• What the task asks
Every line below is to be copied exactly, with the pictures left out.

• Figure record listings
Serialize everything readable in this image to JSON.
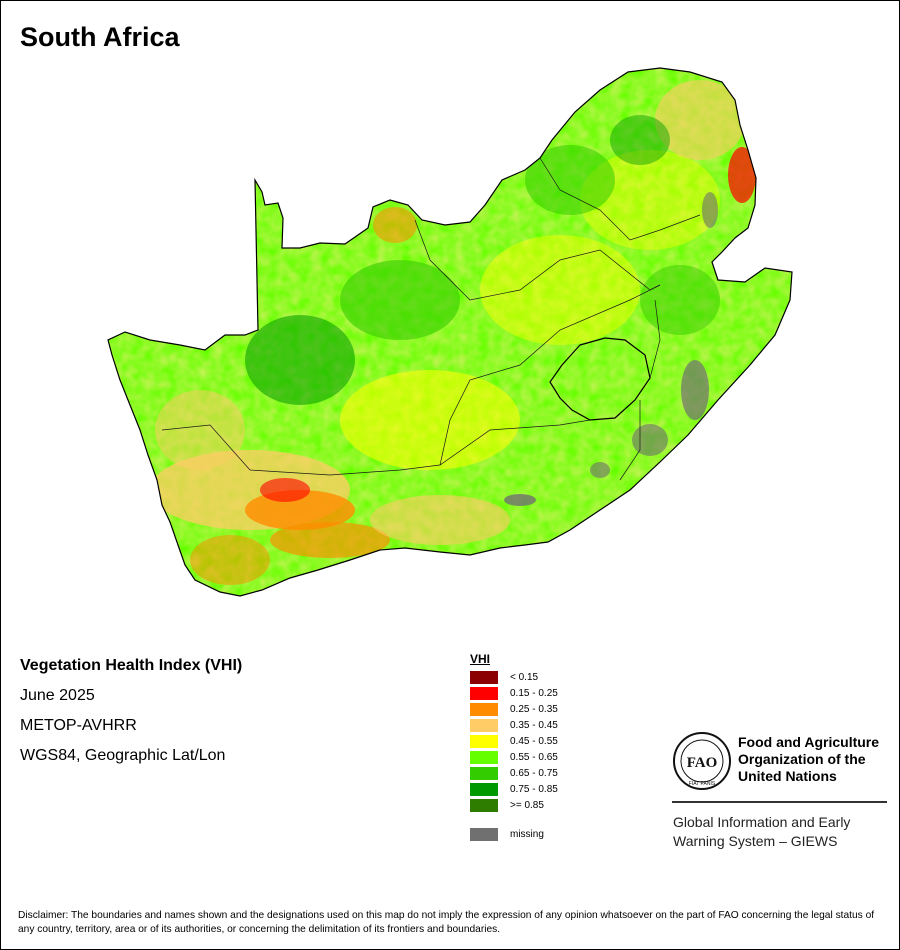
{
  "title": "South Africa",
  "info": {
    "index_name": "Vegetation Health Index (VHI)",
    "period": "June 2025",
    "sensor": "METOP-AVHRR",
    "projection": "WGS84, Geographic Lat/Lon"
  },
  "legend": {
    "title": "VHI",
    "classes": [
      {
        "label": "< 0.15",
        "color": "#8b0000"
      },
      {
        "label": "0.15 - 0.25",
        "color": "#ff0000"
      },
      {
        "label": "0.25 - 0.35",
        "color": "#ff8c00"
      },
      {
        "label": "0.35 - 0.45",
        "color": "#ffcc66"
      },
      {
        "label": "0.45 - 0.55",
        "color": "#ffff00"
      },
      {
        "label": "0.55 - 0.65",
        "color": "#66ff00"
      },
      {
        "label": "0.65 - 0.75",
        "color": "#33cc00"
      },
      {
        "label": "0.75 - 0.85",
        "color": "#009900"
      },
      {
        "label": ">= 0.85",
        "color": "#2e7d00"
      }
    ],
    "missing": {
      "label": "missing",
      "color": "#707070"
    }
  },
  "organization": {
    "name": "Food and Agriculture Organization of the United Nations",
    "logo_letters": "FAO",
    "logo_motto": "FIAT PANIS",
    "system": "Global Information and Early Warning System – GIEWS"
  },
  "disclaimer": "Disclaimer: The boundaries and names shown and the designations used on this map do not imply the expression of any opinion whatsoever on the part of FAO concerning the legal status of any country, territory, area or of its authorities, or concerning the delimitation of its frontiers and boundaries."
}
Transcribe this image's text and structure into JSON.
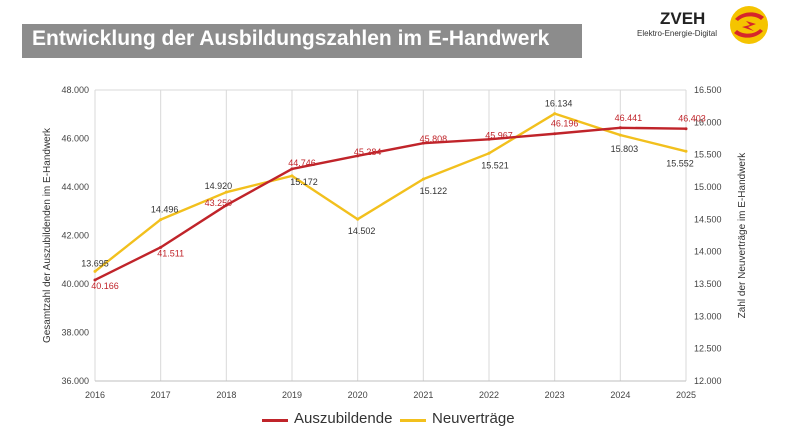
{
  "header": {
    "title": "Entwicklung der Ausbildungszahlen im E-Handwerk"
  },
  "logo": {
    "name": "ZVEH",
    "tagline": "Elektro-Energie-Digital",
    "emblem_icon": "lightning-swirl-icon",
    "colors": {
      "circle": "#f5c400",
      "bolt": "#d6262b"
    }
  },
  "chart_data": {
    "type": "line",
    "x": [
      "2016",
      "2017",
      "2018",
      "2019",
      "2020",
      "2021",
      "2022",
      "2023",
      "2024",
      "2025"
    ],
    "series": [
      {
        "name": "Auszubildende",
        "axis": "left",
        "color": "#c0242a",
        "values": [
          40166,
          41511,
          43250,
          44746,
          45284,
          45808,
          45967,
          46196,
          46441,
          46403
        ],
        "labels": [
          "40.166",
          "41.511",
          "43.250",
          "44.746",
          "45.284",
          "45.808",
          "45.967",
          "46.196",
          "46.441",
          "46.403"
        ]
      },
      {
        "name": "Neuverträge",
        "axis": "right",
        "color": "#f2c01d",
        "values": [
          13695,
          14496,
          14920,
          15172,
          14502,
          15122,
          15521,
          16134,
          15803,
          15552
        ],
        "labels": [
          "13.695",
          "14.496",
          "14.920",
          "15.172",
          "14.502",
          "15.122",
          "15.521",
          "16.134",
          "15.803",
          "15.552"
        ]
      }
    ],
    "ylabel": "Gesamtzahl der Auszubildenden im E-Handwerk",
    "y2label": "Zahl der Neuverträge im E-Handwerk",
    "ylim": [
      36000,
      48000
    ],
    "y2lim": [
      12000,
      16500
    ],
    "yticks": [
      "36.000",
      "38.000",
      "40.000",
      "42.000",
      "44.000",
      "46.000",
      "48.000"
    ],
    "y2ticks": [
      "12.000",
      "12.500",
      "13.000",
      "13.500",
      "14.000",
      "14.500",
      "15.000",
      "15.500",
      "16.000",
      "16.500"
    ],
    "grid": "vertical",
    "legend_position": "bottom"
  }
}
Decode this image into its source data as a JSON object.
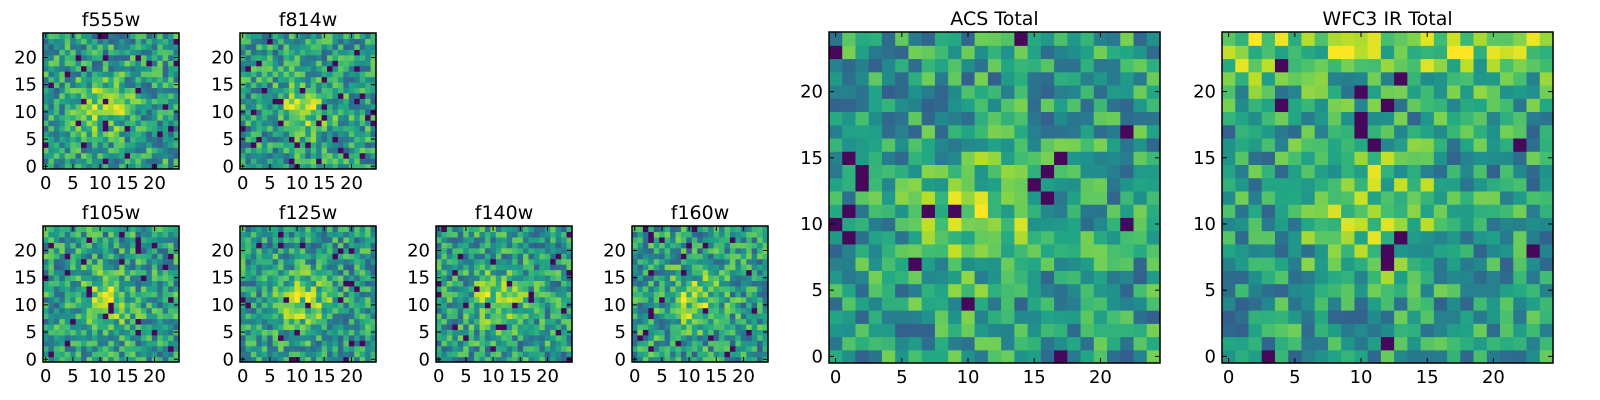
{
  "chart_data": [
    {
      "type": "heatmap",
      "title": "f555w",
      "colormap": "viridis",
      "x_ticks": [
        "0",
        "5",
        "10",
        "15",
        "20"
      ],
      "y_ticks": [
        "0",
        "5",
        "10",
        "15",
        "20"
      ],
      "xlim": [
        0,
        24
      ],
      "ylim": [
        0,
        24
      ],
      "grid_size": 25
    },
    {
      "type": "heatmap",
      "title": "f814w",
      "colormap": "viridis",
      "x_ticks": [
        "0",
        "5",
        "10",
        "15",
        "20"
      ],
      "y_ticks": [
        "0",
        "5",
        "10",
        "15",
        "20"
      ],
      "xlim": [
        0,
        24
      ],
      "ylim": [
        0,
        24
      ],
      "grid_size": 25
    },
    {
      "type": "heatmap",
      "title": "f105w",
      "colormap": "viridis",
      "x_ticks": [
        "0",
        "5",
        "10",
        "15",
        "20"
      ],
      "y_ticks": [
        "0",
        "5",
        "10",
        "15",
        "20"
      ],
      "xlim": [
        0,
        24
      ],
      "ylim": [
        0,
        24
      ],
      "grid_size": 25
    },
    {
      "type": "heatmap",
      "title": "f125w",
      "colormap": "viridis",
      "x_ticks": [
        "0",
        "5",
        "10",
        "15",
        "20"
      ],
      "y_ticks": [
        "0",
        "5",
        "10",
        "15",
        "20"
      ],
      "xlim": [
        0,
        24
      ],
      "ylim": [
        0,
        24
      ],
      "grid_size": 25
    },
    {
      "type": "heatmap",
      "title": "f140w",
      "colormap": "viridis",
      "x_ticks": [
        "0",
        "5",
        "10",
        "15",
        "20"
      ],
      "y_ticks": [
        "0",
        "5",
        "10",
        "15",
        "20"
      ],
      "xlim": [
        0,
        24
      ],
      "ylim": [
        0,
        24
      ],
      "grid_size": 25
    },
    {
      "type": "heatmap",
      "title": "f160w",
      "colormap": "viridis",
      "x_ticks": [
        "0",
        "5",
        "10",
        "15",
        "20"
      ],
      "y_ticks": [
        "0",
        "5",
        "10",
        "15",
        "20"
      ],
      "xlim": [
        0,
        24
      ],
      "ylim": [
        0,
        24
      ],
      "grid_size": 25
    },
    {
      "type": "heatmap",
      "title": "ACS Total",
      "colormap": "viridis",
      "x_ticks": [
        "0",
        "5",
        "10",
        "15",
        "20"
      ],
      "y_ticks": [
        "0",
        "5",
        "10",
        "15",
        "20"
      ],
      "xlim": [
        0,
        24
      ],
      "ylim": [
        0,
        24
      ],
      "grid_size": 25
    },
    {
      "type": "heatmap",
      "title": "WFC3 IR Total",
      "colormap": "viridis",
      "x_ticks": [
        "0",
        "5",
        "10",
        "15",
        "20"
      ],
      "y_ticks": [
        "0",
        "5",
        "10",
        "15",
        "20"
      ],
      "xlim": [
        0,
        24
      ],
      "ylim": [
        0,
        24
      ],
      "grid_size": 25
    }
  ]
}
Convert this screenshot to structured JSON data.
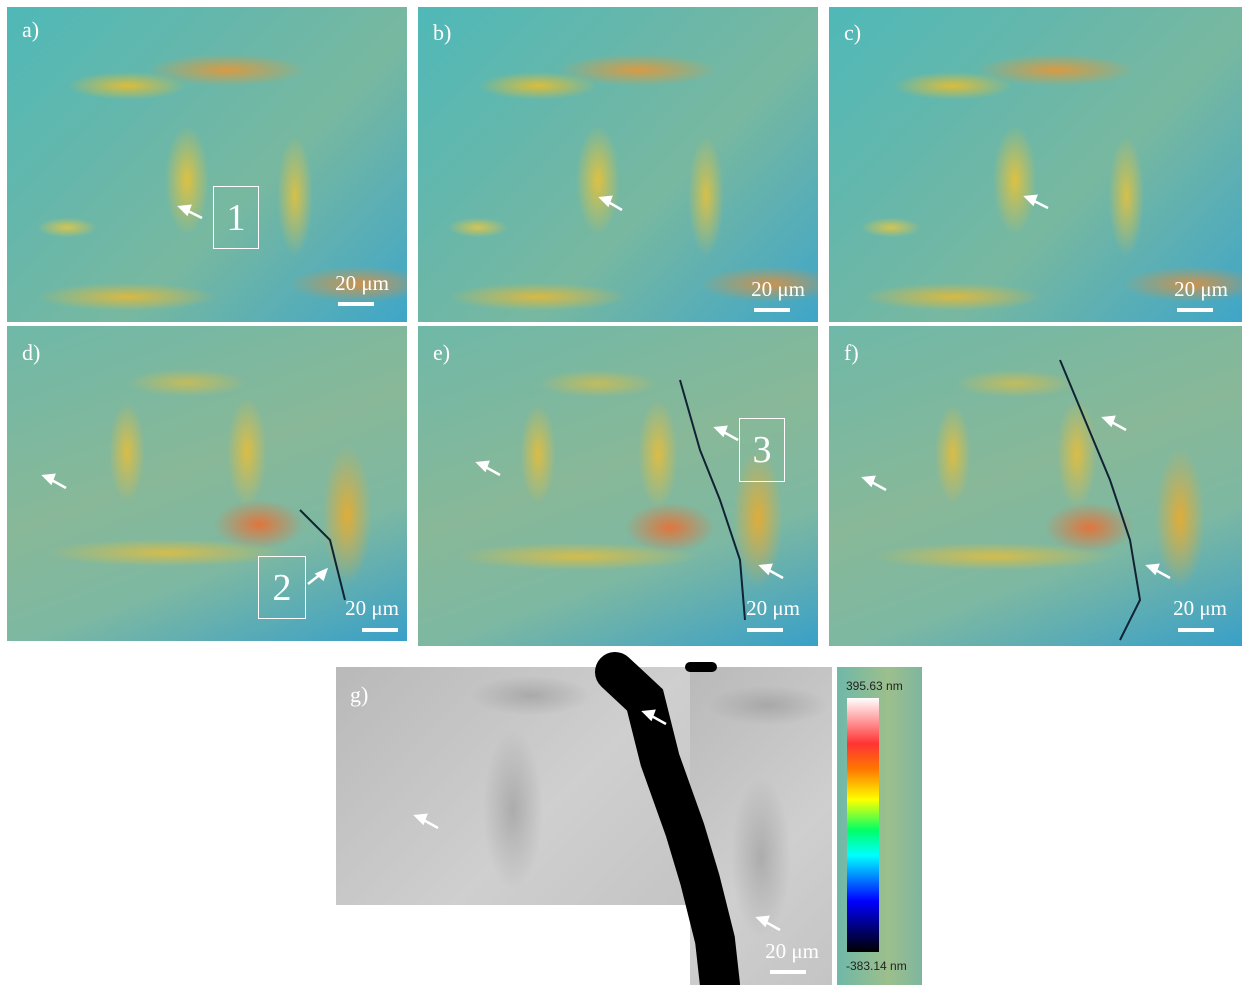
{
  "panels": [
    {
      "label": "a)",
      "scale": "20 μm",
      "box": "1"
    },
    {
      "label": "b)",
      "scale": "20 μm"
    },
    {
      "label": "c)",
      "scale": "20 μm"
    },
    {
      "label": "d)",
      "scale": "20 μm",
      "box": "2"
    },
    {
      "label": "e)",
      "scale": "20 μm",
      "box": "3"
    },
    {
      "label": "f)",
      "scale": "20 μm"
    },
    {
      "label": "g)",
      "scale": "20 μm"
    }
  ],
  "colorbar": {
    "max": "395.63 nm",
    "min": "-383.14 nm"
  }
}
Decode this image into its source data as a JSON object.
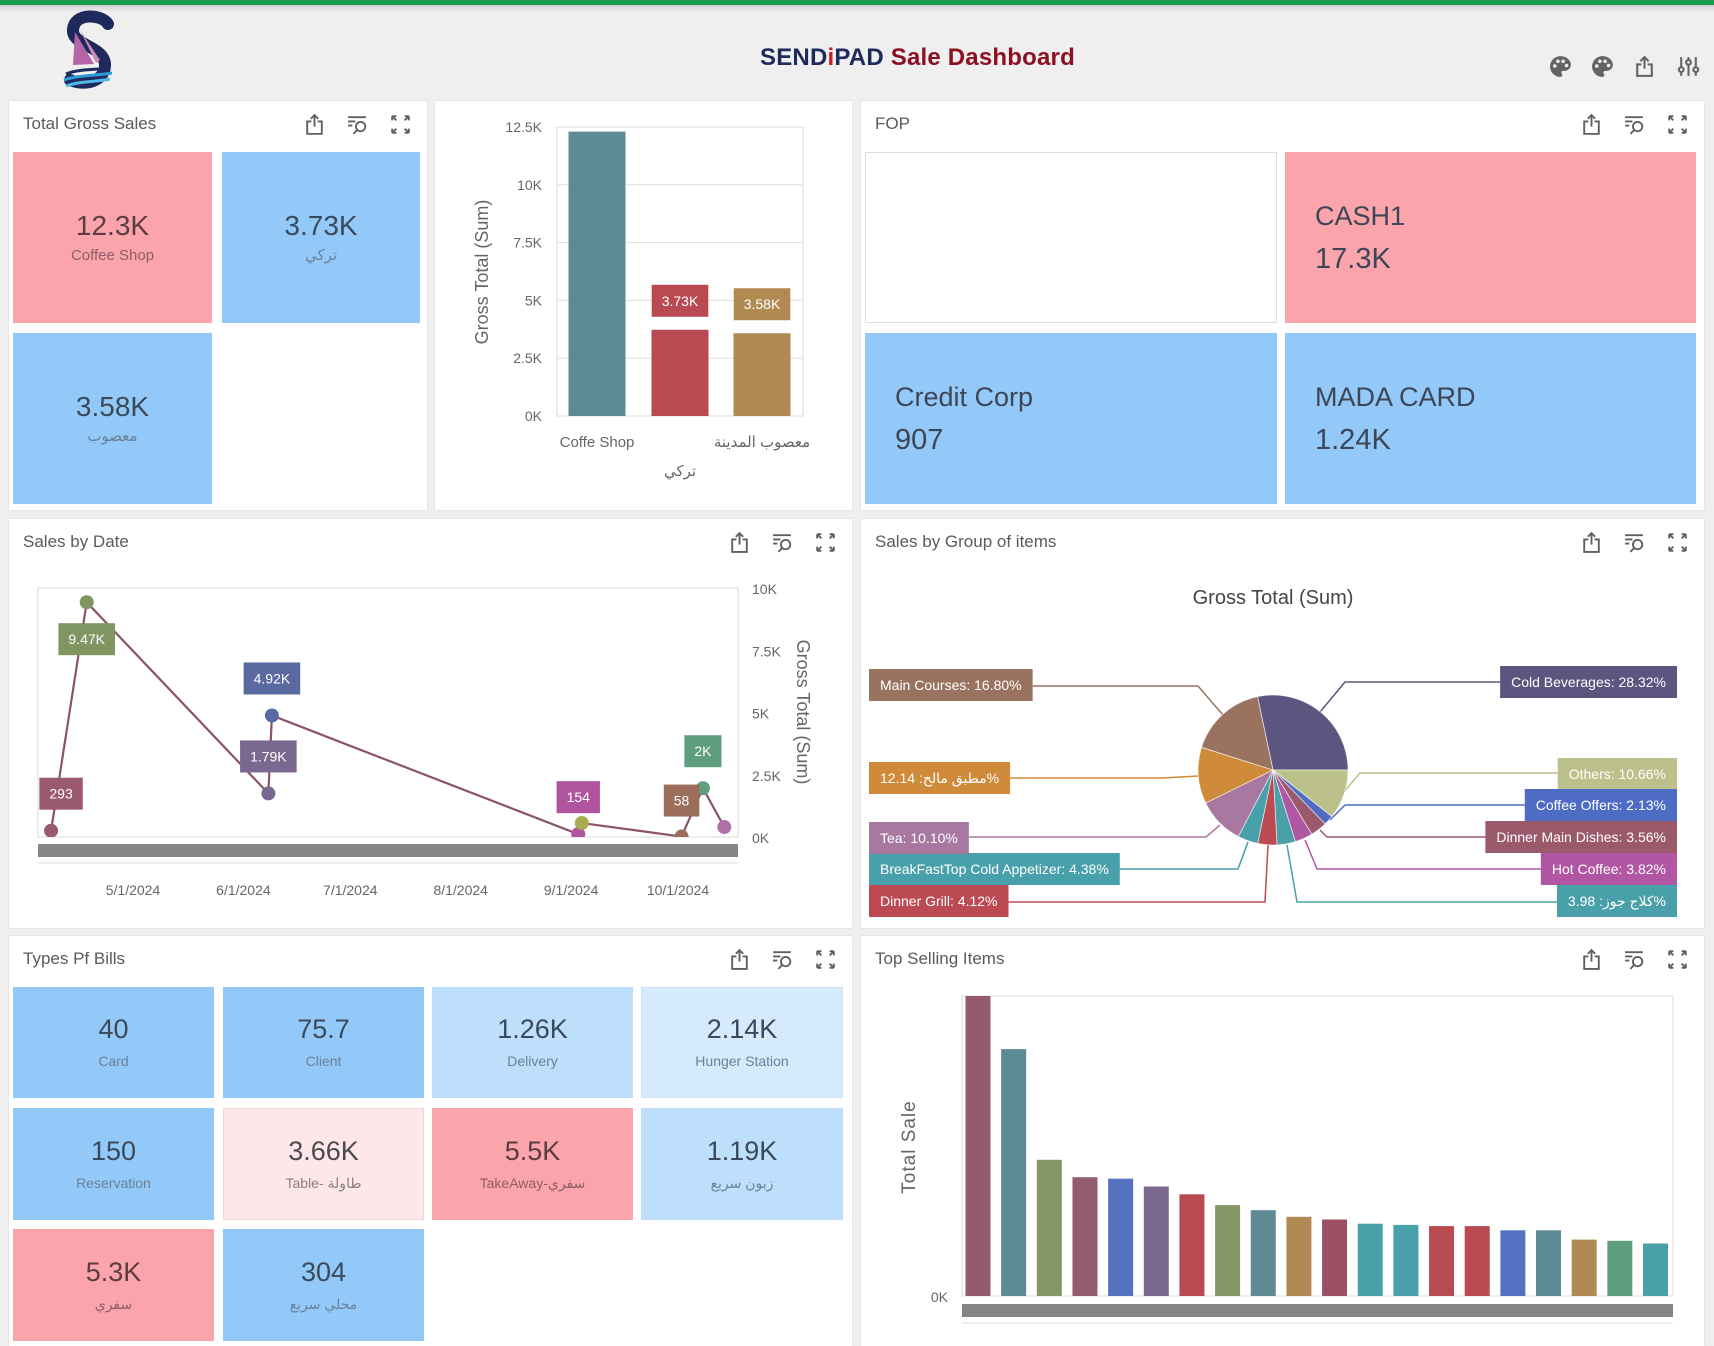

• Final result
Serialize everything readable in this image to JSON.
{
  "title": "South Africa",
  "info": {
    "index_name": "Vegetation Health Index (VHI)",
    "period": "June 2025",
    "sensor": "METOP-AVHRR",
    "projection": "WGS84, Geographic Lat/Lon"
  },
  "legend": {
    "title": "VHI",
    "classes": [
      {
        "label": "< 0.15",
        "color": "#8b0000"
      },
      {
        "label": "0.15 - 0.25",
        "color": "#ff0000"
      },
      {
        "label": "0.25 - 0.35",
        "color": "#ff8c00"
      },
      {
        "label": "0.35 - 0.45",
        "color": "#ffcc66"
      },
      {
        "label": "0.45 - 0.55",
        "color": "#ffff00"
      },
      {
        "label": "0.55 - 0.65",
        "color": "#66ff00"
      },
      {
        "label": "0.65 - 0.75",
        "color": "#33cc00"
      },
      {
        "label": "0.75 - 0.85",
        "color": "#009900"
      },
      {
        "label": ">= 0.85",
        "color": "#2e7d00"
      }
    ],
    "missing": {
      "label": "missing",
      "color": "#707070"
    }
  },
  "organization": {
    "name": "Food and Agriculture Organization of the United Nations",
    "logo_letters": "FAO",
    "logo_motto": "FIAT PANIS",
    "system": "Global Information and Early Warning System – GIEWS"
  },
  "disclaimer": "Disclaimer: The boundaries and names shown and the designations used on this map do not imply the expression of any opinion whatsoever on the part of FAO concerning the legal status of any country, territory, area or of its authorities, or concerning the delimitation of its frontiers and boundaries."
}
Transcribe this image's text and structure into JSON.
{
  "header": {
    "title": "Entwicklung der Ausbildungszahlen im E-Handwerk"
  },
  "logo": {
    "name": "ZVEH",
    "tagline": "Elektro-Energie-Digital",
    "emblem_icon": "lightning-swirl-icon",
    "colors": {
      "circle": "#f5c400",
      "bolt": "#d6262b"
    }
  },
  "chart_data": {
    "type": "line",
    "x": [
      "2016",
      "2017",
      "2018",
      "2019",
      "2020",
      "2021",
      "2022",
      "2023",
      "2024",
      "2025"
    ],
    "series": [
      {
        "name": "Auszubildende",
        "axis": "left",
        "color": "#c0242a",
        "values": [
          40166,
          41511,
          43250,
          44746,
          45284,
          45808,
          45967,
          46196,
          46441,
          46403
        ],
        "labels": [
          "40.166",
          "41.511",
          "43.250",
          "44.746",
          "45.284",
          "45.808",
          "45.967",
          "46.196",
          "46.441",
          "46.403"
        ]
      },
      {
        "name": "Neuverträge",
        "axis": "right",
        "color": "#f2c01d",
        "values": [
          13695,
          14496,
          14920,
          15172,
          14502,
          15122,
          15521,
          16134,
          15803,
          15552
        ],
        "labels": [
          "13.695",
          "14.496",
          "14.920",
          "15.172",
          "14.502",
          "15.122",
          "15.521",
          "16.134",
          "15.803",
          "15.552"
        ]
      }
    ],
    "ylabel": "Gesamtzahl der Auszubildenden im E-Handwerk",
    "y2label": "Zahl der Neuverträge im E-Handwerk",
    "ylim": [
      36000,
      48000
    ],
    "y2lim": [
      12000,
      16500
    ],
    "yticks": [
      "36.000",
      "38.000",
      "40.000",
      "42.000",
      "44.000",
      "46.000",
      "48.000"
    ],
    "y2ticks": [
      "12.000",
      "12.500",
      "13.000",
      "13.500",
      "14.000",
      "14.500",
      "15.000",
      "15.500",
      "16.000",
      "16.500"
    ],
    "grid": "vertical",
    "legend_position": "bottom"
  }
}
Decode this image into its source data as a JSON object.
{
  "chart_data": [
    {
      "type": "heatmap",
      "title": "f555w",
      "colormap": "viridis",
      "x_ticks": [
        "0",
        "5",
        "10",
        "15",
        "20"
      ],
      "y_ticks": [
        "0",
        "5",
        "10",
        "15",
        "20"
      ],
      "xlim": [
        0,
        24
      ],
      "ylim": [
        0,
        24
      ],
      "grid_size": 25
    },
    {
      "type": "heatmap",
      "title": "f814w",
      "colormap": "viridis",
      "x_ticks": [
        "0",
        "5",
        "10",
        "15",
        "20"
      ],
      "y_ticks": [
        "0",
        "5",
        "10",
        "15",
        "20"
      ],
      "xlim": [
        0,
        24
      ],
      "ylim": [
        0,
        24
      ],
      "grid_size": 25
    },
    {
      "type": "heatmap",
      "title": "f105w",
      "colormap": "viridis",
      "x_ticks": [
        "0",
        "5",
        "10",
        "15",
        "20"
      ],
      "y_ticks": [
        "0",
        "5",
        "10",
        "15",
        "20"
      ],
      "xlim": [
        0,
        24
      ],
      "ylim": [
        0,
        24
      ],
      "grid_size": 25
    },
    {
      "type": "heatmap",
      "title": "f125w",
      "colormap": "viridis",
      "x_ticks": [
        "0",
        "5",
        "10",
        "15",
        "20"
      ],
      "y_ticks": [
        "0",
        "5",
        "10",
        "15",
        "20"
      ],
      "xlim": [
        0,
        24
      ],
      "ylim": [
        0,
        24
      ],
      "grid_size": 25
    },
    {
      "type": "heatmap",
      "title": "f140w",
      "colormap": "viridis",
      "x_ticks": [
        "0",
        "5",
        "10",
        "15",
        "20"
      ],
      "y_ticks": [
        "0",
        "5",
        "10",
        "15",
        "20"
      ],
      "xlim": [
        0,
        24
      ],
      "ylim": [
        0,
        24
      ],
      "grid_size": 25
    },
    {
      "type": "heatmap",
      "title": "f160w",
      "colormap": "viridis",
      "x_ticks": [
        "0",
        "5",
        "10",
        "15",
        "20"
      ],
      "y_ticks": [
        "0",
        "5",
        "10",
        "15",
        "20"
      ],
      "xlim": [
        0,
        24
      ],
      "ylim": [
        0,
        24
      ],
      "grid_size": 25
    },
    {
      "type": "heatmap",
      "title": "ACS Total",
      "colormap": "viridis",
      "x_ticks": [
        "0",
        "5",
        "10",
        "15",
        "20"
      ],
      "y_ticks": [
        "0",
        "5",
        "10",
        "15",
        "20"
      ],
      "xlim": [
        0,
        24
      ],
      "ylim": [
        0,
        24
      ],
      "grid_size": 25
    },
    {
      "type": "heatmap",
      "title": "WFC3 IR Total",
      "colormap": "viridis",
      "x_ticks": [
        "0",
        "5",
        "10",
        "15",
        "20"
      ],
      "y_ticks": [
        "0",
        "5",
        "10",
        "15",
        "20"
      ],
      "xlim": [
        0,
        24
      ],
      "ylim": [
        0,
        24
      ],
      "grid_size": 25
    }
  ]
}
Convert this screenshot to structured JSON data.
{
  "panels": [
    {
      "label": "a)",
      "scale": "20 μm",
      "box": "1"
    },
    {
      "label": "b)",
      "scale": "20 μm"
    },
    {
      "label": "c)",
      "scale": "20 μm"
    },
    {
      "label": "d)",
      "scale": "20 μm",
      "box": "2"
    },
    {
      "label": "e)",
      "scale": "20 μm",
      "box": "3"
    },
    {
      "label": "f)",
      "scale": "20 μm"
    },
    {
      "label": "g)",
      "scale": "20 μm"
    }
  ],
  "colorbar": {
    "max": "395.63 nm",
    "min": "-383.14 nm"
  }
}
Decode this image into its source data as a JSON object.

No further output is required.